[Description of the task]: Go through the entries below and print each one exactly, leaving out pictures.

— BEGIN Supplied material —

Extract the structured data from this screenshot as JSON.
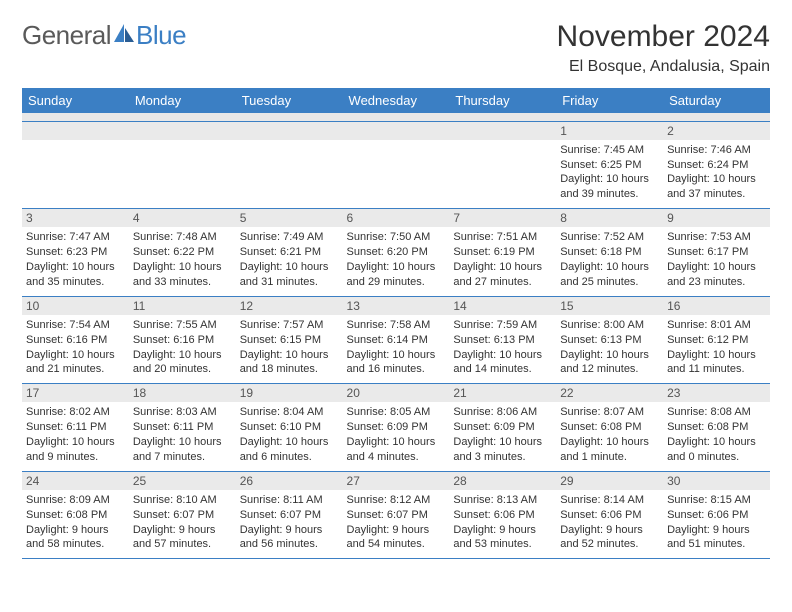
{
  "brand": {
    "text1": "General",
    "text2": "Blue"
  },
  "title": "November 2024",
  "location": "El Bosque, Andalusia, Spain",
  "colors": {
    "header_bg": "#3b7fc4",
    "header_fg": "#ffffff",
    "border": "#3b7fc4",
    "daynum_bg": "#eaeaea",
    "text": "#333333"
  },
  "day_headers": [
    "Sunday",
    "Monday",
    "Tuesday",
    "Wednesday",
    "Thursday",
    "Friday",
    "Saturday"
  ],
  "weeks": [
    [
      null,
      null,
      null,
      null,
      null,
      {
        "n": "1",
        "sunrise": "7:45 AM",
        "sunset": "6:25 PM",
        "day_h": 10,
        "day_m": 39
      },
      {
        "n": "2",
        "sunrise": "7:46 AM",
        "sunset": "6:24 PM",
        "day_h": 10,
        "day_m": 37
      }
    ],
    [
      {
        "n": "3",
        "sunrise": "7:47 AM",
        "sunset": "6:23 PM",
        "day_h": 10,
        "day_m": 35
      },
      {
        "n": "4",
        "sunrise": "7:48 AM",
        "sunset": "6:22 PM",
        "day_h": 10,
        "day_m": 33
      },
      {
        "n": "5",
        "sunrise": "7:49 AM",
        "sunset": "6:21 PM",
        "day_h": 10,
        "day_m": 31
      },
      {
        "n": "6",
        "sunrise": "7:50 AM",
        "sunset": "6:20 PM",
        "day_h": 10,
        "day_m": 29
      },
      {
        "n": "7",
        "sunrise": "7:51 AM",
        "sunset": "6:19 PM",
        "day_h": 10,
        "day_m": 27
      },
      {
        "n": "8",
        "sunrise": "7:52 AM",
        "sunset": "6:18 PM",
        "day_h": 10,
        "day_m": 25
      },
      {
        "n": "9",
        "sunrise": "7:53 AM",
        "sunset": "6:17 PM",
        "day_h": 10,
        "day_m": 23
      }
    ],
    [
      {
        "n": "10",
        "sunrise": "7:54 AM",
        "sunset": "6:16 PM",
        "day_h": 10,
        "day_m": 21
      },
      {
        "n": "11",
        "sunrise": "7:55 AM",
        "sunset": "6:16 PM",
        "day_h": 10,
        "day_m": 20
      },
      {
        "n": "12",
        "sunrise": "7:57 AM",
        "sunset": "6:15 PM",
        "day_h": 10,
        "day_m": 18
      },
      {
        "n": "13",
        "sunrise": "7:58 AM",
        "sunset": "6:14 PM",
        "day_h": 10,
        "day_m": 16
      },
      {
        "n": "14",
        "sunrise": "7:59 AM",
        "sunset": "6:13 PM",
        "day_h": 10,
        "day_m": 14
      },
      {
        "n": "15",
        "sunrise": "8:00 AM",
        "sunset": "6:13 PM",
        "day_h": 10,
        "day_m": 12
      },
      {
        "n": "16",
        "sunrise": "8:01 AM",
        "sunset": "6:12 PM",
        "day_h": 10,
        "day_m": 11
      }
    ],
    [
      {
        "n": "17",
        "sunrise": "8:02 AM",
        "sunset": "6:11 PM",
        "day_h": 10,
        "day_m": 9
      },
      {
        "n": "18",
        "sunrise": "8:03 AM",
        "sunset": "6:11 PM",
        "day_h": 10,
        "day_m": 7
      },
      {
        "n": "19",
        "sunrise": "8:04 AM",
        "sunset": "6:10 PM",
        "day_h": 10,
        "day_m": 6
      },
      {
        "n": "20",
        "sunrise": "8:05 AM",
        "sunset": "6:09 PM",
        "day_h": 10,
        "day_m": 4
      },
      {
        "n": "21",
        "sunrise": "8:06 AM",
        "sunset": "6:09 PM",
        "day_h": 10,
        "day_m": 3
      },
      {
        "n": "22",
        "sunrise": "8:07 AM",
        "sunset": "6:08 PM",
        "day_h": 10,
        "day_m": 1
      },
      {
        "n": "23",
        "sunrise": "8:08 AM",
        "sunset": "6:08 PM",
        "day_h": 10,
        "day_m": 0
      }
    ],
    [
      {
        "n": "24",
        "sunrise": "8:09 AM",
        "sunset": "6:08 PM",
        "day_h": 9,
        "day_m": 58
      },
      {
        "n": "25",
        "sunrise": "8:10 AM",
        "sunset": "6:07 PM",
        "day_h": 9,
        "day_m": 57
      },
      {
        "n": "26",
        "sunrise": "8:11 AM",
        "sunset": "6:07 PM",
        "day_h": 9,
        "day_m": 56
      },
      {
        "n": "27",
        "sunrise": "8:12 AM",
        "sunset": "6:07 PM",
        "day_h": 9,
        "day_m": 54
      },
      {
        "n": "28",
        "sunrise": "8:13 AM",
        "sunset": "6:06 PM",
        "day_h": 9,
        "day_m": 53
      },
      {
        "n": "29",
        "sunrise": "8:14 AM",
        "sunset": "6:06 PM",
        "day_h": 9,
        "day_m": 52
      },
      {
        "n": "30",
        "sunrise": "8:15 AM",
        "sunset": "6:06 PM",
        "day_h": 9,
        "day_m": 51
      }
    ]
  ]
}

— END Supplied material —

[Exercise answer]:
Extract the structured data from this screenshot as JSON.
{
  "brand": {
    "text1": "General",
    "text2": "Blue"
  },
  "title": "November 2024",
  "location": "El Bosque, Andalusia, Spain",
  "colors": {
    "header_bg": "#3b7fc4",
    "header_fg": "#ffffff",
    "border": "#3b7fc4",
    "daynum_bg": "#eaeaea",
    "text": "#333333"
  },
  "day_headers": [
    "Sunday",
    "Monday",
    "Tuesday",
    "Wednesday",
    "Thursday",
    "Friday",
    "Saturday"
  ],
  "weeks": [
    [
      null,
      null,
      null,
      null,
      null,
      {
        "n": "1",
        "sunrise": "7:45 AM",
        "sunset": "6:25 PM",
        "day_h": 10,
        "day_m": 39
      },
      {
        "n": "2",
        "sunrise": "7:46 AM",
        "sunset": "6:24 PM",
        "day_h": 10,
        "day_m": 37
      }
    ],
    [
      {
        "n": "3",
        "sunrise": "7:47 AM",
        "sunset": "6:23 PM",
        "day_h": 10,
        "day_m": 35
      },
      {
        "n": "4",
        "sunrise": "7:48 AM",
        "sunset": "6:22 PM",
        "day_h": 10,
        "day_m": 33
      },
      {
        "n": "5",
        "sunrise": "7:49 AM",
        "sunset": "6:21 PM",
        "day_h": 10,
        "day_m": 31
      },
      {
        "n": "6",
        "sunrise": "7:50 AM",
        "sunset": "6:20 PM",
        "day_h": 10,
        "day_m": 29
      },
      {
        "n": "7",
        "sunrise": "7:51 AM",
        "sunset": "6:19 PM",
        "day_h": 10,
        "day_m": 27
      },
      {
        "n": "8",
        "sunrise": "7:52 AM",
        "sunset": "6:18 PM",
        "day_h": 10,
        "day_m": 25
      },
      {
        "n": "9",
        "sunrise": "7:53 AM",
        "sunset": "6:17 PM",
        "day_h": 10,
        "day_m": 23
      }
    ],
    [
      {
        "n": "10",
        "sunrise": "7:54 AM",
        "sunset": "6:16 PM",
        "day_h": 10,
        "day_m": 21
      },
      {
        "n": "11",
        "sunrise": "7:55 AM",
        "sunset": "6:16 PM",
        "day_h": 10,
        "day_m": 20
      },
      {
        "n": "12",
        "sunrise": "7:57 AM",
        "sunset": "6:15 PM",
        "day_h": 10,
        "day_m": 18
      },
      {
        "n": "13",
        "sunrise": "7:58 AM",
        "sunset": "6:14 PM",
        "day_h": 10,
        "day_m": 16
      },
      {
        "n": "14",
        "sunrise": "7:59 AM",
        "sunset": "6:13 PM",
        "day_h": 10,
        "day_m": 14
      },
      {
        "n": "15",
        "sunrise": "8:00 AM",
        "sunset": "6:13 PM",
        "day_h": 10,
        "day_m": 12
      },
      {
        "n": "16",
        "sunrise": "8:01 AM",
        "sunset": "6:12 PM",
        "day_h": 10,
        "day_m": 11
      }
    ],
    [
      {
        "n": "17",
        "sunrise": "8:02 AM",
        "sunset": "6:11 PM",
        "day_h": 10,
        "day_m": 9
      },
      {
        "n": "18",
        "sunrise": "8:03 AM",
        "sunset": "6:11 PM",
        "day_h": 10,
        "day_m": 7
      },
      {
        "n": "19",
        "sunrise": "8:04 AM",
        "sunset": "6:10 PM",
        "day_h": 10,
        "day_m": 6
      },
      {
        "n": "20",
        "sunrise": "8:05 AM",
        "sunset": "6:09 PM",
        "day_h": 10,
        "day_m": 4
      },
      {
        "n": "21",
        "sunrise": "8:06 AM",
        "sunset": "6:09 PM",
        "day_h": 10,
        "day_m": 3
      },
      {
        "n": "22",
        "sunrise": "8:07 AM",
        "sunset": "6:08 PM",
        "day_h": 10,
        "day_m": 1
      },
      {
        "n": "23",
        "sunrise": "8:08 AM",
        "sunset": "6:08 PM",
        "day_h": 10,
        "day_m": 0
      }
    ],
    [
      {
        "n": "24",
        "sunrise": "8:09 AM",
        "sunset": "6:08 PM",
        "day_h": 9,
        "day_m": 58
      },
      {
        "n": "25",
        "sunrise": "8:10 AM",
        "sunset": "6:07 PM",
        "day_h": 9,
        "day_m": 57
      },
      {
        "n": "26",
        "sunrise": "8:11 AM",
        "sunset": "6:07 PM",
        "day_h": 9,
        "day_m": 56
      },
      {
        "n": "27",
        "sunrise": "8:12 AM",
        "sunset": "6:07 PM",
        "day_h": 9,
        "day_m": 54
      },
      {
        "n": "28",
        "sunrise": "8:13 AM",
        "sunset": "6:06 PM",
        "day_h": 9,
        "day_m": 53
      },
      {
        "n": "29",
        "sunrise": "8:14 AM",
        "sunset": "6:06 PM",
        "day_h": 9,
        "day_m": 52
      },
      {
        "n": "30",
        "sunrise": "8:15 AM",
        "sunset": "6:06 PM",
        "day_h": 9,
        "day_m": 51
      }
    ]
  ]
}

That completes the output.